Give nothing except the number of lines containing the word "left".

---------- Record list

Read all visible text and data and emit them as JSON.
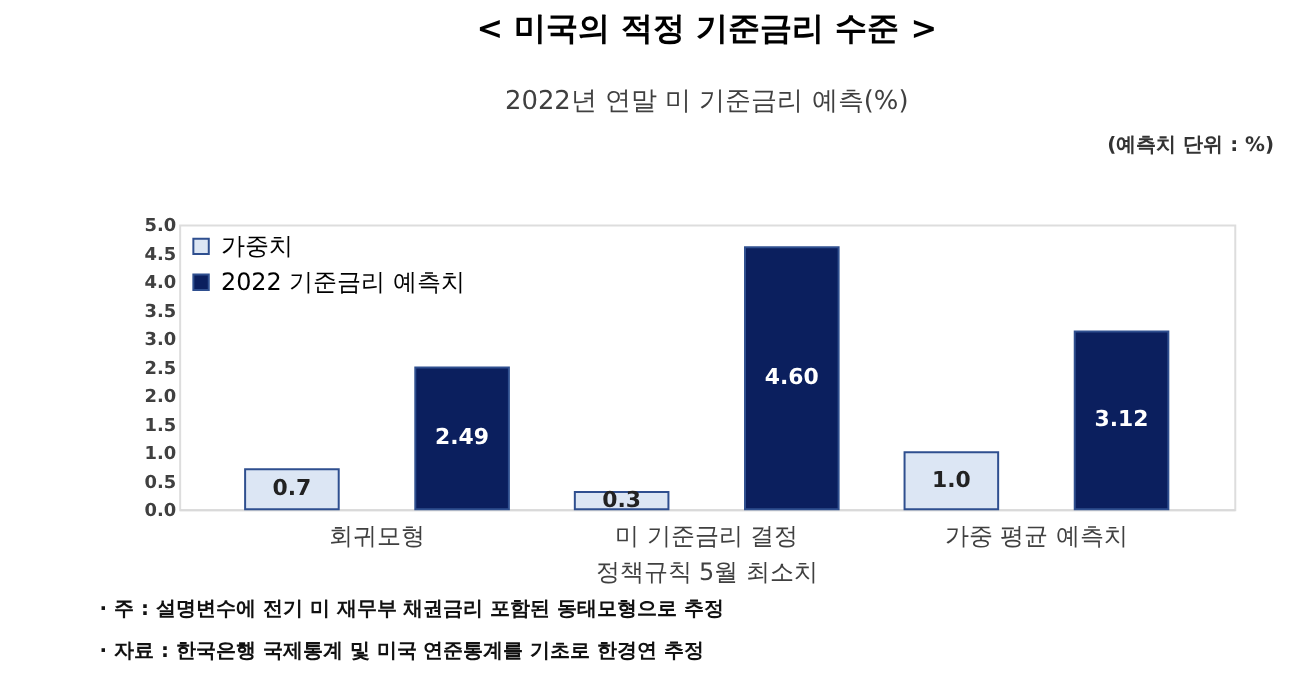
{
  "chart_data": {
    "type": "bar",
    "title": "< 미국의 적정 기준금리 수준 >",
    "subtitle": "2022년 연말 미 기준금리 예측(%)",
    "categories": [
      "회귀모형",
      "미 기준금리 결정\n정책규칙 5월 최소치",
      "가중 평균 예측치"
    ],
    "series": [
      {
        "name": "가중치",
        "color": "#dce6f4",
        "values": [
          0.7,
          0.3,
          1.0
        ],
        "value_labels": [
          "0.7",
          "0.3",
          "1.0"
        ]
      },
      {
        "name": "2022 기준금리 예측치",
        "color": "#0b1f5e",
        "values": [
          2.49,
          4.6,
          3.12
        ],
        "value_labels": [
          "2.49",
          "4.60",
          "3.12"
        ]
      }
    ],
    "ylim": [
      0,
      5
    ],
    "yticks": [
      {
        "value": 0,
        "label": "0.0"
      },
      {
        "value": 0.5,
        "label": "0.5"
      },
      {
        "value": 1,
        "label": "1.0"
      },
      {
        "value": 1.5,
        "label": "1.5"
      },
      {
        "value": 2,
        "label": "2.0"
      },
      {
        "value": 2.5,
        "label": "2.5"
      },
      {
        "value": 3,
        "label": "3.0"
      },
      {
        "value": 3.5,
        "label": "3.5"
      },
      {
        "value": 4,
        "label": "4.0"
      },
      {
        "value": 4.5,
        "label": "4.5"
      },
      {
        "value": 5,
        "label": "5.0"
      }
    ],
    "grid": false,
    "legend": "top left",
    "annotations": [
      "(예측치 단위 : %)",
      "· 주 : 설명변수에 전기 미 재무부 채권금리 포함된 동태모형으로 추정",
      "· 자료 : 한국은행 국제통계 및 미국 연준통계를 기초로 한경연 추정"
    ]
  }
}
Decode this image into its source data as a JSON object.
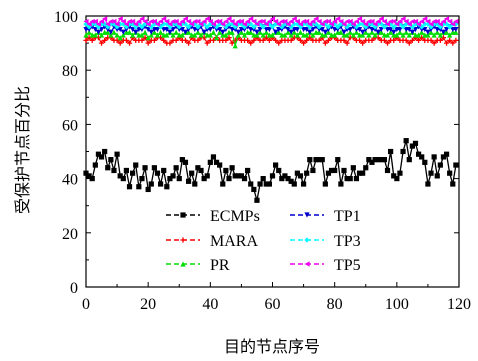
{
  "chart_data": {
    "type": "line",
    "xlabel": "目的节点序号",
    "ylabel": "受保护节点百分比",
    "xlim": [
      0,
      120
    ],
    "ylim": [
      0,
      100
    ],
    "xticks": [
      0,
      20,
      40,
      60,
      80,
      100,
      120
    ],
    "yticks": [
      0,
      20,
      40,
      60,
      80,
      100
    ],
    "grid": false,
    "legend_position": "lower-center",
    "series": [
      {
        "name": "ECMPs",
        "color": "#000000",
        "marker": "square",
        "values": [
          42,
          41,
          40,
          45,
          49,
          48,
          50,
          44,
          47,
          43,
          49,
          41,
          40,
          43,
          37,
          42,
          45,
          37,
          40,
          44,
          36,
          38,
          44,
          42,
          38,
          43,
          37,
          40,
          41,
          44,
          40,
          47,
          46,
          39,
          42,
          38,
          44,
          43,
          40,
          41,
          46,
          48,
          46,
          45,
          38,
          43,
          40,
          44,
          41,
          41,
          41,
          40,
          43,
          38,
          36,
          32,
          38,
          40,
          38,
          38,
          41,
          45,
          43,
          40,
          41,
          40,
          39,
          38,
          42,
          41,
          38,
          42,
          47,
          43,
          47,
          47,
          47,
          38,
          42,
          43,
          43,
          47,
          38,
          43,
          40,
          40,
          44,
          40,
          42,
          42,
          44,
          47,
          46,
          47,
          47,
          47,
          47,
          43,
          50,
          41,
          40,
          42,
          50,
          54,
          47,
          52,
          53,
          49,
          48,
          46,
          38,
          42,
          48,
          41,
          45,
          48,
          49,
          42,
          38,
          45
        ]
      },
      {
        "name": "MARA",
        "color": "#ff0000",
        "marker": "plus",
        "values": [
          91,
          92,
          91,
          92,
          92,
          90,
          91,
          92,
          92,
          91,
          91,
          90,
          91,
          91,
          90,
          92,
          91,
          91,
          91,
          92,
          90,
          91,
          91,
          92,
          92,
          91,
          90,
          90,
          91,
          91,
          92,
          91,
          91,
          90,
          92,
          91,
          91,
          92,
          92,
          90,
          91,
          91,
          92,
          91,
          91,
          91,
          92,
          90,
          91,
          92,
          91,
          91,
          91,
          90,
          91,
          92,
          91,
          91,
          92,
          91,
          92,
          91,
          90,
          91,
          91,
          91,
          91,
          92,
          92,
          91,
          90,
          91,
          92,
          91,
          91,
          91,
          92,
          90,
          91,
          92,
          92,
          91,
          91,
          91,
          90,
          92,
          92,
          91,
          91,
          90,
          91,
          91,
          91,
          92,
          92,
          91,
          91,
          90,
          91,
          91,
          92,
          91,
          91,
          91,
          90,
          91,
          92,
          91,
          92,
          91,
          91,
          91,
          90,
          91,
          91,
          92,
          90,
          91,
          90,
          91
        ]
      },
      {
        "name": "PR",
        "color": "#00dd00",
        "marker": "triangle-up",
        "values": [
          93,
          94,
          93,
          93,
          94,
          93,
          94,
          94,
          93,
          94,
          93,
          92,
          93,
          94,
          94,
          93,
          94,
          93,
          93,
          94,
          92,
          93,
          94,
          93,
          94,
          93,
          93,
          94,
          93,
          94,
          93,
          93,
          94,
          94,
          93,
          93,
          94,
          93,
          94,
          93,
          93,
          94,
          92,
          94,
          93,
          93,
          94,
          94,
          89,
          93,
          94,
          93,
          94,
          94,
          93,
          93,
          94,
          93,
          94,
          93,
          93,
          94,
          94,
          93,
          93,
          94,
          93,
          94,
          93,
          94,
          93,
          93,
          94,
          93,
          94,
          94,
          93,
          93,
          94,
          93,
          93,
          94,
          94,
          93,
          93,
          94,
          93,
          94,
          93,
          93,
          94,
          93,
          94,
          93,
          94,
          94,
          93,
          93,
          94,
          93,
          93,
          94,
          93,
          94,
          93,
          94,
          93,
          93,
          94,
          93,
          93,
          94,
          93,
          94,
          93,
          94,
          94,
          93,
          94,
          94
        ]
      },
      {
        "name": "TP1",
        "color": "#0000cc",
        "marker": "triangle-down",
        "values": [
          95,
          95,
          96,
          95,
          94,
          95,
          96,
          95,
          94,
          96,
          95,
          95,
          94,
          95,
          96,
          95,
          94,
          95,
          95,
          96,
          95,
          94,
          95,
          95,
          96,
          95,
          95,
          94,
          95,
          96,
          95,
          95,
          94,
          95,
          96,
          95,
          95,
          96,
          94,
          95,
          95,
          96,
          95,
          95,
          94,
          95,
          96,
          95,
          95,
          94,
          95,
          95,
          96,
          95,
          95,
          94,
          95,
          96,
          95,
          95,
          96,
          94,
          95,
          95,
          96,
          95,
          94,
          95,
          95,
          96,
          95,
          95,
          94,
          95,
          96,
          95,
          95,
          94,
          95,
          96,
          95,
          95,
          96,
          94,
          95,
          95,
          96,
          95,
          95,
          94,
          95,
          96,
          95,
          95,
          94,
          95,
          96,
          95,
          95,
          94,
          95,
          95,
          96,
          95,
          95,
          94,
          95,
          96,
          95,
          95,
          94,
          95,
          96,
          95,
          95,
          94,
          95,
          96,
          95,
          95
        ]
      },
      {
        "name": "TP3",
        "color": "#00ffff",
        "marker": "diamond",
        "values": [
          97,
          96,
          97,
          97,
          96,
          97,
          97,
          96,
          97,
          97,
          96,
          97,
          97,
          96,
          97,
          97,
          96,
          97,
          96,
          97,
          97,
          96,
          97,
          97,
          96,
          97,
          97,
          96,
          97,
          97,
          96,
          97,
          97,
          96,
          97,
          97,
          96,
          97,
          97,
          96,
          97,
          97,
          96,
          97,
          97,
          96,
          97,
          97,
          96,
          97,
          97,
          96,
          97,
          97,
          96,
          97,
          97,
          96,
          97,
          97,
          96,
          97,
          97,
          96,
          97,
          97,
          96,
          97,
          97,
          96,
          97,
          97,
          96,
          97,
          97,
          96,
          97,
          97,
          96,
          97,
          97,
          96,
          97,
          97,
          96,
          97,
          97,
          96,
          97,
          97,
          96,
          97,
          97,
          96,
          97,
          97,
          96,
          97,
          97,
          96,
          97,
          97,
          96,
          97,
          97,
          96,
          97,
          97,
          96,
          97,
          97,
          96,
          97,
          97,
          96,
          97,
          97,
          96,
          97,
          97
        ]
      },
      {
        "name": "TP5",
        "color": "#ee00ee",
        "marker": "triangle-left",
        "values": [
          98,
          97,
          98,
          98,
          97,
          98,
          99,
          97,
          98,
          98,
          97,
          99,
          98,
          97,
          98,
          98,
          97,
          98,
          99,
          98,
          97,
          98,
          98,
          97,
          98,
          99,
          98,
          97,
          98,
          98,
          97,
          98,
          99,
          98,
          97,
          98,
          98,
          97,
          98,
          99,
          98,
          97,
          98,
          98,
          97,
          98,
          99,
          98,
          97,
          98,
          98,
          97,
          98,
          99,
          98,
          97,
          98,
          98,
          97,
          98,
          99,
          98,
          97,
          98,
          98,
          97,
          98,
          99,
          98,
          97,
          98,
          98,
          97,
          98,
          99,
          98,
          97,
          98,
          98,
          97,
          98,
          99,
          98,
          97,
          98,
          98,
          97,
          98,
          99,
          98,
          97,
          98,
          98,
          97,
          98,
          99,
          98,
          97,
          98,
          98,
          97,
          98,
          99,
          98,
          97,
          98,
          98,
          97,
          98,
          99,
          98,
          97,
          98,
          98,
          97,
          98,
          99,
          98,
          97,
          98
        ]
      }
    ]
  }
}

--------------------

Expected answer: 2